**Stated exercise:** Can you output the records below exactly as they are written?

— start Entries provided —

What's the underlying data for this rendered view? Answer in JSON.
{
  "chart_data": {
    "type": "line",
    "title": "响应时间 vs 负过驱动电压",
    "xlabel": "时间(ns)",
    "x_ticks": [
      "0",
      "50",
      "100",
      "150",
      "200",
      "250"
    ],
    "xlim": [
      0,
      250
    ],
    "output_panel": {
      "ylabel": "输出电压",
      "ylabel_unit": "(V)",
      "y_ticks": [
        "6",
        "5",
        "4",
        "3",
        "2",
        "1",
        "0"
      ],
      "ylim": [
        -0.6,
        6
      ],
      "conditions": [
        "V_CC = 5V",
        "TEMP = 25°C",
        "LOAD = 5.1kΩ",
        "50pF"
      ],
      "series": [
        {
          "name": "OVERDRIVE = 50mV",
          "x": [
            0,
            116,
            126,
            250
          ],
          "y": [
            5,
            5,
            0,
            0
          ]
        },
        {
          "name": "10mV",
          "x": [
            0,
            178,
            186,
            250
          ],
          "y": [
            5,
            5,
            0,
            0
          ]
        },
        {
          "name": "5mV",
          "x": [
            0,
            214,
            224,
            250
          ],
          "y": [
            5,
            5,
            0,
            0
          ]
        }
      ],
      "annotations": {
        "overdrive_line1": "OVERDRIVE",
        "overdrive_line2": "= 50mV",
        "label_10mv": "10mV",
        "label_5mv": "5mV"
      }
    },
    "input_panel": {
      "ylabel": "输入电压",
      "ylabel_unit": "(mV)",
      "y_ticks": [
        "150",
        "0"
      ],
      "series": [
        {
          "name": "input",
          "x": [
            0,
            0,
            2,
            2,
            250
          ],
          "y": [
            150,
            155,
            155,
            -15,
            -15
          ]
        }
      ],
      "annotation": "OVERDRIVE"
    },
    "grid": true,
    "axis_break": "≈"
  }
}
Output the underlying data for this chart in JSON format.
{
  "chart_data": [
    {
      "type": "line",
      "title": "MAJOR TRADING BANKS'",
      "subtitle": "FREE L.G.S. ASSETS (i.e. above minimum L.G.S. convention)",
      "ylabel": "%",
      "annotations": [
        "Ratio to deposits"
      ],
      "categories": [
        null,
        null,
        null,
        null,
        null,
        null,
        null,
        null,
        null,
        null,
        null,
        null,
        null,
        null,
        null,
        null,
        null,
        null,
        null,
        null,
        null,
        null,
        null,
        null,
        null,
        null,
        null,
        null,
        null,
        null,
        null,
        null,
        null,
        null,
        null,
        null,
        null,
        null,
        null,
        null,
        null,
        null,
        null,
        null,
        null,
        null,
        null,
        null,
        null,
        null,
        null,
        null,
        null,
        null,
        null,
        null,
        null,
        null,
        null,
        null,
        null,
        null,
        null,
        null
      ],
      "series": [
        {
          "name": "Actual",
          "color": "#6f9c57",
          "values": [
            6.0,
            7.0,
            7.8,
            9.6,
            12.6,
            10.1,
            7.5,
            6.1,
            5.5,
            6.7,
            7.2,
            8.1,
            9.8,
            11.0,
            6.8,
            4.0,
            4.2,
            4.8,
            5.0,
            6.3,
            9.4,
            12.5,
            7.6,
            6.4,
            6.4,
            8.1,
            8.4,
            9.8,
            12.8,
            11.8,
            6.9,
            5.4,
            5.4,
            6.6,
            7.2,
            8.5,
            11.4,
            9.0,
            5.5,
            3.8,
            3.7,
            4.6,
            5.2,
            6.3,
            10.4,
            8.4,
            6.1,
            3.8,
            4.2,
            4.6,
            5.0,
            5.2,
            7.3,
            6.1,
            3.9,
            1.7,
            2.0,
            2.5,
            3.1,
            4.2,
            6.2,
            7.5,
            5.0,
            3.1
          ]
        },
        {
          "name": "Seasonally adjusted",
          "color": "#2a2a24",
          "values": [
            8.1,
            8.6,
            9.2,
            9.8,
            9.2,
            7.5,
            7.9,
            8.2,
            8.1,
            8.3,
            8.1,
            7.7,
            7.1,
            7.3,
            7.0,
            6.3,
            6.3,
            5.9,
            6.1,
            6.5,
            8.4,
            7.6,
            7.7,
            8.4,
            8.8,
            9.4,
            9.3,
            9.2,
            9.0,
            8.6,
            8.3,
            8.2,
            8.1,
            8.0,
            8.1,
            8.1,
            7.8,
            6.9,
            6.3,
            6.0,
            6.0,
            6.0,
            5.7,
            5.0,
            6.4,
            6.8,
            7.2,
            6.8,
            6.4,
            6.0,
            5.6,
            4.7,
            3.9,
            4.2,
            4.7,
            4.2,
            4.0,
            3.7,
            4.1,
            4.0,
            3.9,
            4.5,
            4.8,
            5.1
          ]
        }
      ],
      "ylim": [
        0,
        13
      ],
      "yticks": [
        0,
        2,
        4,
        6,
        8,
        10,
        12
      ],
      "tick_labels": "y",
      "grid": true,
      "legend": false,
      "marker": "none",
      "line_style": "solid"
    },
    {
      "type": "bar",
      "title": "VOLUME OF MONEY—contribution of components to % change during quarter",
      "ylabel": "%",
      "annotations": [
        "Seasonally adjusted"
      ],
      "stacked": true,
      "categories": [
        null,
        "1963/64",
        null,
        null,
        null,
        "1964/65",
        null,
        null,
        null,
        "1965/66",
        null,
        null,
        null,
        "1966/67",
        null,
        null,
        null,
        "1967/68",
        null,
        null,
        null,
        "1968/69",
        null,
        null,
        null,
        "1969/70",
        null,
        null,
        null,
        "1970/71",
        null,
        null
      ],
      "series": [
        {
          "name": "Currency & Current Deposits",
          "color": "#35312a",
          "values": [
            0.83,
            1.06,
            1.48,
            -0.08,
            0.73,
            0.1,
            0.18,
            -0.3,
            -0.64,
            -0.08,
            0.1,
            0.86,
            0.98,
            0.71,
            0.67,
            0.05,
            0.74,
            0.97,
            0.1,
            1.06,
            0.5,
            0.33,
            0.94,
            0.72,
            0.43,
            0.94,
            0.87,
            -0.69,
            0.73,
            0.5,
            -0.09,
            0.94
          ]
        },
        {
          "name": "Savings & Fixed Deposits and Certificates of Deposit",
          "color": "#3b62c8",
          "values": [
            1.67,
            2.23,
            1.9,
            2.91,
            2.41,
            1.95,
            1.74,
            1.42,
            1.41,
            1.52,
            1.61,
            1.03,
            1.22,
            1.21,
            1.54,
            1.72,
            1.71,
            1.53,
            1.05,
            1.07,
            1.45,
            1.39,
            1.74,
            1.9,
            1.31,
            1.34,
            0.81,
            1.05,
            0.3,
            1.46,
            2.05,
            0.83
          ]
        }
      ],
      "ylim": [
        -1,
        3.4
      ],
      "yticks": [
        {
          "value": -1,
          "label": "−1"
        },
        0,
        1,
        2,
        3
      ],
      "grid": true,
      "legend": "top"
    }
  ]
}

— end Entries provided —

**Written response:**
What's the underlying data for this rendered view? Answer in JSON.
{
  "chart_data": {
    "type": "line",
    "title": "响应时间 vs 负过驱动电压",
    "xlabel": "时间(ns)",
    "x_ticks": [
      "0",
      "50",
      "100",
      "150",
      "200",
      "250"
    ],
    "xlim": [
      0,
      250
    ],
    "output_panel": {
      "ylabel": "输出电压",
      "ylabel_unit": "(V)",
      "y_ticks": [
        "6",
        "5",
        "4",
        "3",
        "2",
        "1",
        "0"
      ],
      "ylim": [
        -0.6,
        6
      ],
      "conditions": [
        "V_CC = 5V",
        "TEMP = 25°C",
        "LOAD = 5.1kΩ",
        "50pF"
      ],
      "series": [
        {
          "name": "OVERDRIVE = 50mV",
          "x": [
            0,
            116,
            126,
            250
          ],
          "y": [
            5,
            5,
            0,
            0
          ]
        },
        {
          "name": "10mV",
          "x": [
            0,
            178,
            186,
            250
          ],
          "y": [
            5,
            5,
            0,
            0
          ]
        },
        {
          "name": "5mV",
          "x": [
            0,
            214,
            224,
            250
          ],
          "y": [
            5,
            5,
            0,
            0
          ]
        }
      ],
      "annotations": {
        "overdrive_line1": "OVERDRIVE",
        "overdrive_line2": "= 50mV",
        "label_10mv": "10mV",
        "label_5mv": "5mV"
      }
    },
    "input_panel": {
      "ylabel": "输入电压",
      "ylabel_unit": "(mV)",
      "y_ticks": [
        "150",
        "0"
      ],
      "series": [
        {
          "name": "input",
          "x": [
            0,
            0,
            2,
            2,
            250
          ],
          "y": [
            150,
            155,
            155,
            -15,
            -15
          ]
        }
      ],
      "annotation": "OVERDRIVE"
    },
    "grid": true,
    "axis_break": "≈"
  }
}
Output the underlying data for this chart in JSON format.
{
  "chart_data": [
    {
      "type": "line",
      "title": "MAJOR TRADING BANKS'",
      "subtitle": "FREE L.G.S. ASSETS (i.e. above minimum L.G.S. convention)",
      "ylabel": "%",
      "annotations": [
        "Ratio to deposits"
      ],
      "categories": [
        null,
        null,
        null,
        null,
        null,
        null,
        null,
        null,
        null,
        null,
        null,
        null,
        null,
        null,
        null,
        null,
        null,
        null,
        null,
        null,
        null,
        null,
        null,
        null,
        null,
        null,
        null,
        null,
        null,
        null,
        null,
        null,
        null,
        null,
        null,
        null,
        null,
        null,
        null,
        null,
        null,
        null,
        null,
        null,
        null,
        null,
        null,
        null,
        null,
        null,
        null,
        null,
        null,
        null,
        null,
        null,
        null,
        null,
        null,
        null,
        null,
        null,
        null,
        null
      ],
      "series": [
        {
          "name": "Actual",
          "color": "#6f9c57",
          "values": [
            6.0,
            7.0,
            7.8,
            9.6,
            12.6,
            10.1,
            7.5,
            6.1,
            5.5,
            6.7,
            7.2,
            8.1,
            9.8,
            11.0,
            6.8,
            4.0,
            4.2,
            4.8,
            5.0,
            6.3,
            9.4,
            12.5,
            7.6,
            6.4,
            6.4,
            8.1,
            8.4,
            9.8,
            12.8,
            11.8,
            6.9,
            5.4,
            5.4,
            6.6,
            7.2,
            8.5,
            11.4,
            9.0,
            5.5,
            3.8,
            3.7,
            4.6,
            5.2,
            6.3,
            10.4,
            8.4,
            6.1,
            3.8,
            4.2,
            4.6,
            5.0,
            5.2,
            7.3,
            6.1,
            3.9,
            1.7,
            2.0,
            2.5,
            3.1,
            4.2,
            6.2,
            7.5,
            5.0,
            3.1
          ]
        },
        {
          "name": "Seasonally adjusted",
          "color": "#2a2a24",
          "values": [
            8.1,
            8.6,
            9.2,
            9.8,
            9.2,
            7.5,
            7.9,
            8.2,
            8.1,
            8.3,
            8.1,
            7.7,
            7.1,
            7.3,
            7.0,
            6.3,
            6.3,
            5.9,
            6.1,
            6.5,
            8.4,
            7.6,
            7.7,
            8.4,
            8.8,
            9.4,
            9.3,
            9.2,
            9.0,
            8.6,
            8.3,
            8.2,
            8.1,
            8.0,
            8.1,
            8.1,
            7.8,
            6.9,
            6.3,
            6.0,
            6.0,
            6.0,
            5.7,
            5.0,
            6.4,
            6.8,
            7.2,
            6.8,
            6.4,
            6.0,
            5.6,
            4.7,
            3.9,
            4.2,
            4.7,
            4.2,
            4.0,
            3.7,
            4.1,
            4.0,
            3.9,
            4.5,
            4.8,
            5.1
          ]
        }
      ],
      "ylim": [
        0,
        13
      ],
      "yticks": [
        0,
        2,
        4,
        6,
        8,
        10,
        12
      ],
      "tick_labels": "y",
      "grid": true,
      "legend": false,
      "marker": "none",
      "line_style": "solid"
    },
    {
      "type": "bar",
      "title": "VOLUME OF MONEY—contribution of components to % change during quarter",
      "ylabel": "%",
      "annotations": [
        "Seasonally adjusted"
      ],
      "stacked": true,
      "categories": [
        null,
        "1963/64",
        null,
        null,
        null,
        "1964/65",
        null,
        null,
        null,
        "1965/66",
        null,
        null,
        null,
        "1966/67",
        null,
        null,
        null,
        "1967/68",
        null,
        null,
        null,
        "1968/69",
        null,
        null,
        null,
        "1969/70",
        null,
        null,
        null,
        "1970/71",
        null,
        null
      ],
      "series": [
        {
          "name": "Currency & Current Deposits",
          "color": "#35312a",
          "values": [
            0.83,
            1.06,
            1.48,
            -0.08,
            0.73,
            0.1,
            0.18,
            -0.3,
            -0.64,
            -0.08,
            0.1,
            0.86,
            0.98,
            0.71,
            0.67,
            0.05,
            0.74,
            0.97,
            0.1,
            1.06,
            0.5,
            0.33,
            0.94,
            0.72,
            0.43,
            0.94,
            0.87,
            -0.69,
            0.73,
            0.5,
            -0.09,
            0.94
          ]
        },
        {
          "name": "Savings & Fixed Deposits and Certificates of Deposit",
          "color": "#3b62c8",
          "values": [
            1.67,
            2.23,
            1.9,
            2.91,
            2.41,
            1.95,
            1.74,
            1.42,
            1.41,
            1.52,
            1.61,
            1.03,
            1.22,
            1.21,
            1.54,
            1.72,
            1.71,
            1.53,
            1.05,
            1.07,
            1.45,
            1.39,
            1.74,
            1.9,
            1.31,
            1.34,
            0.81,
            1.05,
            0.3,
            1.46,
            2.05,
            0.83
          ]
        }
      ],
      "ylim": [
        -1,
        3.4
      ],
      "yticks": [
        {
          "value": -1,
          "label": "−1"
        },
        0,
        1,
        2,
        3
      ],
      "grid": true,
      "legend": "top"
    }
  ]
}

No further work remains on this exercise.